Problem requirements: Your task is to print all of the material verbatim.

- - -

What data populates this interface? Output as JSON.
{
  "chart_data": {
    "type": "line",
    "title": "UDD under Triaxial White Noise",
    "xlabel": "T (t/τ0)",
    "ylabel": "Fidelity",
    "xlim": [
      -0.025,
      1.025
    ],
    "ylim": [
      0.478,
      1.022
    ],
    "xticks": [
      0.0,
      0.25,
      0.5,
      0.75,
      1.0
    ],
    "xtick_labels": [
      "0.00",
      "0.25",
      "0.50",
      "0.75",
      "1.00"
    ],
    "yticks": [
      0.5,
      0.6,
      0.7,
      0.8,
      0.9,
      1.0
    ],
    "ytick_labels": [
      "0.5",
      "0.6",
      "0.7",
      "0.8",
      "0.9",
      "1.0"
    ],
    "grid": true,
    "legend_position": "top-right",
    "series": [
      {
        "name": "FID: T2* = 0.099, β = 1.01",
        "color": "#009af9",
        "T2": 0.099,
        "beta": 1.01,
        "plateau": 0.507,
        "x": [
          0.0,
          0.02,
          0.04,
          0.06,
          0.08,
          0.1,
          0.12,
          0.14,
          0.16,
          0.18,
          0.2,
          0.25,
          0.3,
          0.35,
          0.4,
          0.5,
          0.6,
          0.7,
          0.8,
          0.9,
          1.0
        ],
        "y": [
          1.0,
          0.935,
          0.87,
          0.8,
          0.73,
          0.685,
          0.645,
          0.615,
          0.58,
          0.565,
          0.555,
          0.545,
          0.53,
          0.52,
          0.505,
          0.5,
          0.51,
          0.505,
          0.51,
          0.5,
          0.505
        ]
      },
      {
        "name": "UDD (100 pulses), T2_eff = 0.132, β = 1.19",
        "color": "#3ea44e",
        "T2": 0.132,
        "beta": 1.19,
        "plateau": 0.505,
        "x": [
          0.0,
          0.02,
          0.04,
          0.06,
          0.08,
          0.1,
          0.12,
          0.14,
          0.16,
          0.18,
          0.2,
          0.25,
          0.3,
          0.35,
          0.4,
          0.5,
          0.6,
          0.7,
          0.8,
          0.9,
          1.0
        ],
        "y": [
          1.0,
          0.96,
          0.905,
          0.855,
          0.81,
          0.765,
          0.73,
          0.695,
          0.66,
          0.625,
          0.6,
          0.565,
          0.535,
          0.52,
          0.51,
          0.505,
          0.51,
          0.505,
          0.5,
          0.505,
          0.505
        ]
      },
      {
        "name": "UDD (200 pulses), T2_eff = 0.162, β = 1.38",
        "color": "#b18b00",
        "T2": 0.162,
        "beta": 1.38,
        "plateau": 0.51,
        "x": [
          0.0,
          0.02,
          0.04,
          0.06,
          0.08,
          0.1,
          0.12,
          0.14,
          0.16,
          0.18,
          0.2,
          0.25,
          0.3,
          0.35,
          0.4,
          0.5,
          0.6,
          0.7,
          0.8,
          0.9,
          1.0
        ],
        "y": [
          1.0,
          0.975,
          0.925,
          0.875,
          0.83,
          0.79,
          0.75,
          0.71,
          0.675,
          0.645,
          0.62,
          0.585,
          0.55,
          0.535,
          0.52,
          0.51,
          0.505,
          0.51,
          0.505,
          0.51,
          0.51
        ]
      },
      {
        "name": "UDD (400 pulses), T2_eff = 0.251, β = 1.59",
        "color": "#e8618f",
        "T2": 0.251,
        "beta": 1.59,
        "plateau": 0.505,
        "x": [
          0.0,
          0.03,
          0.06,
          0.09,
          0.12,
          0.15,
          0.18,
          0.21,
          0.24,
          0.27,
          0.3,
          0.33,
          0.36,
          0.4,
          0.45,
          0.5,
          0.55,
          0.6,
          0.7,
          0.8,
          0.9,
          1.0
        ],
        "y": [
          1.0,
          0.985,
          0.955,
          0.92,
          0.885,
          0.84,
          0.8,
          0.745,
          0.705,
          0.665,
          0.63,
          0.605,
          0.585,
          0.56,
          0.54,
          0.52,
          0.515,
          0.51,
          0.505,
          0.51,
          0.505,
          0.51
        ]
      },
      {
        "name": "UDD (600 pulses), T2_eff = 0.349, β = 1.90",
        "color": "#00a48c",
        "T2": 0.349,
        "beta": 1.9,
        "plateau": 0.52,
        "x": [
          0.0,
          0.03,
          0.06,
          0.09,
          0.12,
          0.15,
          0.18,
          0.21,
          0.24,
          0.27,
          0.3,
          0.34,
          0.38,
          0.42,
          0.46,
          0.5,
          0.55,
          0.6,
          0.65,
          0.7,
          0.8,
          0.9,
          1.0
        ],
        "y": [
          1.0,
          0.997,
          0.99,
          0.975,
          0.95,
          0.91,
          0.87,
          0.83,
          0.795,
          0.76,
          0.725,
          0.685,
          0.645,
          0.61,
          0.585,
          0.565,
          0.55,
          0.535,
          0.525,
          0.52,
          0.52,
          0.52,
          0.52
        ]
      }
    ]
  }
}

- - -

Solution to this problem:
What data populates this interface? Output as JSON.
{
  "chart_data": {
    "type": "line",
    "title": "UDD under Triaxial White Noise",
    "xlabel": "T (t/τ0)",
    "ylabel": "Fidelity",
    "xlim": [
      -0.025,
      1.025
    ],
    "ylim": [
      0.478,
      1.022
    ],
    "xticks": [
      0.0,
      0.25,
      0.5,
      0.75,
      1.0
    ],
    "xtick_labels": [
      "0.00",
      "0.25",
      "0.50",
      "0.75",
      "1.00"
    ],
    "yticks": [
      0.5,
      0.6,
      0.7,
      0.8,
      0.9,
      1.0
    ],
    "ytick_labels": [
      "0.5",
      "0.6",
      "0.7",
      "0.8",
      "0.9",
      "1.0"
    ],
    "grid": true,
    "legend_position": "top-right",
    "series": [
      {
        "name": "FID: T2* = 0.099, β = 1.01",
        "color": "#009af9",
        "T2": 0.099,
        "beta": 1.01,
        "plateau": 0.507,
        "x": [
          0.0,
          0.02,
          0.04,
          0.06,
          0.08,
          0.1,
          0.12,
          0.14,
          0.16,
          0.18,
          0.2,
          0.25,
          0.3,
          0.35,
          0.4,
          0.5,
          0.6,
          0.7,
          0.8,
          0.9,
          1.0
        ],
        "y": [
          1.0,
          0.935,
          0.87,
          0.8,
          0.73,
          0.685,
          0.645,
          0.615,
          0.58,
          0.565,
          0.555,
          0.545,
          0.53,
          0.52,
          0.505,
          0.5,
          0.51,
          0.505,
          0.51,
          0.5,
          0.505
        ]
      },
      {
        "name": "UDD (100 pulses), T2_eff = 0.132, β = 1.19",
        "color": "#3ea44e",
        "T2": 0.132,
        "beta": 1.19,
        "plateau": 0.505,
        "x": [
          0.0,
          0.02,
          0.04,
          0.06,
          0.08,
          0.1,
          0.12,
          0.14,
          0.16,
          0.18,
          0.2,
          0.25,
          0.3,
          0.35,
          0.4,
          0.5,
          0.6,
          0.7,
          0.8,
          0.9,
          1.0
        ],
        "y": [
          1.0,
          0.96,
          0.905,
          0.855,
          0.81,
          0.765,
          0.73,
          0.695,
          0.66,
          0.625,
          0.6,
          0.565,
          0.535,
          0.52,
          0.51,
          0.505,
          0.51,
          0.505,
          0.5,
          0.505,
          0.505
        ]
      },
      {
        "name": "UDD (200 pulses), T2_eff = 0.162, β = 1.38",
        "color": "#b18b00",
        "T2": 0.162,
        "beta": 1.38,
        "plateau": 0.51,
        "x": [
          0.0,
          0.02,
          0.04,
          0.06,
          0.08,
          0.1,
          0.12,
          0.14,
          0.16,
          0.18,
          0.2,
          0.25,
          0.3,
          0.35,
          0.4,
          0.5,
          0.6,
          0.7,
          0.8,
          0.9,
          1.0
        ],
        "y": [
          1.0,
          0.975,
          0.925,
          0.875,
          0.83,
          0.79,
          0.75,
          0.71,
          0.675,
          0.645,
          0.62,
          0.585,
          0.55,
          0.535,
          0.52,
          0.51,
          0.505,
          0.51,
          0.505,
          0.51,
          0.51
        ]
      },
      {
        "name": "UDD (400 pulses), T2_eff = 0.251, β = 1.59",
        "color": "#e8618f",
        "T2": 0.251,
        "beta": 1.59,
        "plateau": 0.505,
        "x": [
          0.0,
          0.03,
          0.06,
          0.09,
          0.12,
          0.15,
          0.18,
          0.21,
          0.24,
          0.27,
          0.3,
          0.33,
          0.36,
          0.4,
          0.45,
          0.5,
          0.55,
          0.6,
          0.7,
          0.8,
          0.9,
          1.0
        ],
        "y": [
          1.0,
          0.985,
          0.955,
          0.92,
          0.885,
          0.84,
          0.8,
          0.745,
          0.705,
          0.665,
          0.63,
          0.605,
          0.585,
          0.56,
          0.54,
          0.52,
          0.515,
          0.51,
          0.505,
          0.51,
          0.505,
          0.51
        ]
      },
      {
        "name": "UDD (600 pulses), T2_eff = 0.349, β = 1.90",
        "color": "#00a48c",
        "T2": 0.349,
        "beta": 1.9,
        "plateau": 0.52,
        "x": [
          0.0,
          0.03,
          0.06,
          0.09,
          0.12,
          0.15,
          0.18,
          0.21,
          0.24,
          0.27,
          0.3,
          0.34,
          0.38,
          0.42,
          0.46,
          0.5,
          0.55,
          0.6,
          0.65,
          0.7,
          0.8,
          0.9,
          1.0
        ],
        "y": [
          1.0,
          0.997,
          0.99,
          0.975,
          0.95,
          0.91,
          0.87,
          0.83,
          0.795,
          0.76,
          0.725,
          0.685,
          0.645,
          0.61,
          0.585,
          0.565,
          0.55,
          0.535,
          0.525,
          0.52,
          0.52,
          0.52,
          0.52
        ]
      }
    ]
  }
}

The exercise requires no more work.